▶ _Collected data_
- - - - -
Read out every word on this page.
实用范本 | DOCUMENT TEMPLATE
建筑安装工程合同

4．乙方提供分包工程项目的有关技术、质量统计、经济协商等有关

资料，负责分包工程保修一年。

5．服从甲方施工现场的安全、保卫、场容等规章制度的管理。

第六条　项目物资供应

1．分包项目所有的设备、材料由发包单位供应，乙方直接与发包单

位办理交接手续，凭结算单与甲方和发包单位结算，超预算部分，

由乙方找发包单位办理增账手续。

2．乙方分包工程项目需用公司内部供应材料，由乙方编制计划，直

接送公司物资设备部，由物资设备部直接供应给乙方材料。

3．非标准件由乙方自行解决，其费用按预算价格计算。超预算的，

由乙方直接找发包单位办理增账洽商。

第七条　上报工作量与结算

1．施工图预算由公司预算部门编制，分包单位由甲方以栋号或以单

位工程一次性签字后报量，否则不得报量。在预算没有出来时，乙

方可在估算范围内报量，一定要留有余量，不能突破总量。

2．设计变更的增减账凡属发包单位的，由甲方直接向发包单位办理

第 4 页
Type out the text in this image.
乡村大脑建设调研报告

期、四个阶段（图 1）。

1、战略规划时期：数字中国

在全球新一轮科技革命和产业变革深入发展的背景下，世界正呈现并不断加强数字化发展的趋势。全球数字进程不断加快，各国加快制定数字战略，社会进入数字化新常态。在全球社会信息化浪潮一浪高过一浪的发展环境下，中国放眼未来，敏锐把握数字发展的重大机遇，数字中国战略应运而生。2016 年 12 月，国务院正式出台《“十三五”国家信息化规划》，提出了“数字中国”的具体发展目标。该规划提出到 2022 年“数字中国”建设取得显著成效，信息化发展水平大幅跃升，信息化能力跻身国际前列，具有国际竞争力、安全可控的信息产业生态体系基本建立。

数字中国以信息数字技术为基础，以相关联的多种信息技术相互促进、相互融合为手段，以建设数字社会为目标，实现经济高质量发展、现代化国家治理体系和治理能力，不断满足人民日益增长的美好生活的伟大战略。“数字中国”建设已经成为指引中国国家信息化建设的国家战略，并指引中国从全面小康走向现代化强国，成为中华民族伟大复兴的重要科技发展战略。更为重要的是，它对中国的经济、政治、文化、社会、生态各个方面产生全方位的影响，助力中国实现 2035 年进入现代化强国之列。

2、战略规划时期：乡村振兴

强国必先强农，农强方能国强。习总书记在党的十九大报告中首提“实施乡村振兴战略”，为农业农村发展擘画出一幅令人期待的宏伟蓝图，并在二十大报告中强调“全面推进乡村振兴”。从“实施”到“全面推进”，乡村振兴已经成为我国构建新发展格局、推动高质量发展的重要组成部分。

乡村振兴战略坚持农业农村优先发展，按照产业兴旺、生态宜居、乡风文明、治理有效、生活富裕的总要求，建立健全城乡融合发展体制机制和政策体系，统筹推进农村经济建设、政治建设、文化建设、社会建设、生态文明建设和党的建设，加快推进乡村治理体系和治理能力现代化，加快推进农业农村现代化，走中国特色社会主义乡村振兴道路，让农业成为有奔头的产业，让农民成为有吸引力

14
- - - - -
▶ _What needs to be done_
Each line above must be reproduced exactly as it stands.

▶ _The answer_
Read out every word on this page.
实用范本 | DOCUMENT TEMPLATE
建筑安装工程合同

4．乙方提供分包工程项目的有关技术、质量统计、经济协商等有关

资料，负责分包工程保修一年。

5．服从甲方施工现场的安全、保卫、场容等规章制度的管理。

第六条　项目物资供应

1．分包项目所有的设备、材料由发包单位供应，乙方直接与发包单

位办理交接手续，凭结算单与甲方和发包单位结算，超预算部分，

由乙方找发包单位办理增账手续。

2．乙方分包工程项目需用公司内部供应材料，由乙方编制计划，直

接送公司物资设备部，由物资设备部直接供应给乙方材料。

3．非标准件由乙方自行解决，其费用按预算价格计算。超预算的，

由乙方直接找发包单位办理增账洽商。

第七条　上报工作量与结算

1．施工图预算由公司预算部门编制，分包单位由甲方以栋号或以单

位工程一次性签字后报量，否则不得报量。在预算没有出来时，乙

方可在估算范围内报量，一定要留有余量，不能突破总量。

2．设计变更的增减账凡属发包单位的，由甲方直接向发包单位办理

第 4 页
Type out the text in this image.
乡村大脑建设调研报告

期、四个阶段（图 1）。

1、战略规划时期：数字中国

在全球新一轮科技革命和产业变革深入发展的背景下，世界正呈现并不断加强数字化发展的趋势。全球数字进程不断加快，各国加快制定数字战略，社会进入数字化新常态。在全球社会信息化浪潮一浪高过一浪的发展环境下，中国放眼未来，敏锐把握数字发展的重大机遇，数字中国战略应运而生。2016 年 12 月，国务院正式出台《“十三五”国家信息化规划》，提出了“数字中国”的具体发展目标。该规划提出到 2022 年“数字中国”建设取得显著成效，信息化发展水平大幅跃升，信息化能力跻身国际前列，具有国际竞争力、安全可控的信息产业生态体系基本建立。

数字中国以信息数字技术为基础，以相关联的多种信息技术相互促进、相互融合为手段，以建设数字社会为目标，实现经济高质量发展、现代化国家治理体系和治理能力，不断满足人民日益增长的美好生活的伟大战略。“数字中国”建设已经成为指引中国国家信息化建设的国家战略，并指引中国从全面小康走向现代化强国，成为中华民族伟大复兴的重要科技发展战略。更为重要的是，它对中国的经济、政治、文化、社会、生态各个方面产生全方位的影响，助力中国实现 2035 年进入现代化强国之列。

2、战略规划时期：乡村振兴

强国必先强农，农强方能国强。习总书记在党的十九大报告中首提“实施乡村振兴战略”，为农业农村发展擘画出一幅令人期待的宏伟蓝图，并在二十大报告中强调“全面推进乡村振兴”。从“实施”到“全面推进”，乡村振兴已经成为我国构建新发展格局、推动高质量发展的重要组成部分。

乡村振兴战略坚持农业农村优先发展，按照产业兴旺、生态宜居、乡风文明、治理有效、生活富裕的总要求，建立健全城乡融合发展体制机制和政策体系，统筹推进农村经济建设、政治建设、文化建设、社会建设、生态文明建设和党的建设，加快推进乡村治理体系和治理能力现代化，加快推进农业农村现代化，走中国特色社会主义乡村振兴道路，让农业成为有奔头的产业，让农民成为有吸引力

14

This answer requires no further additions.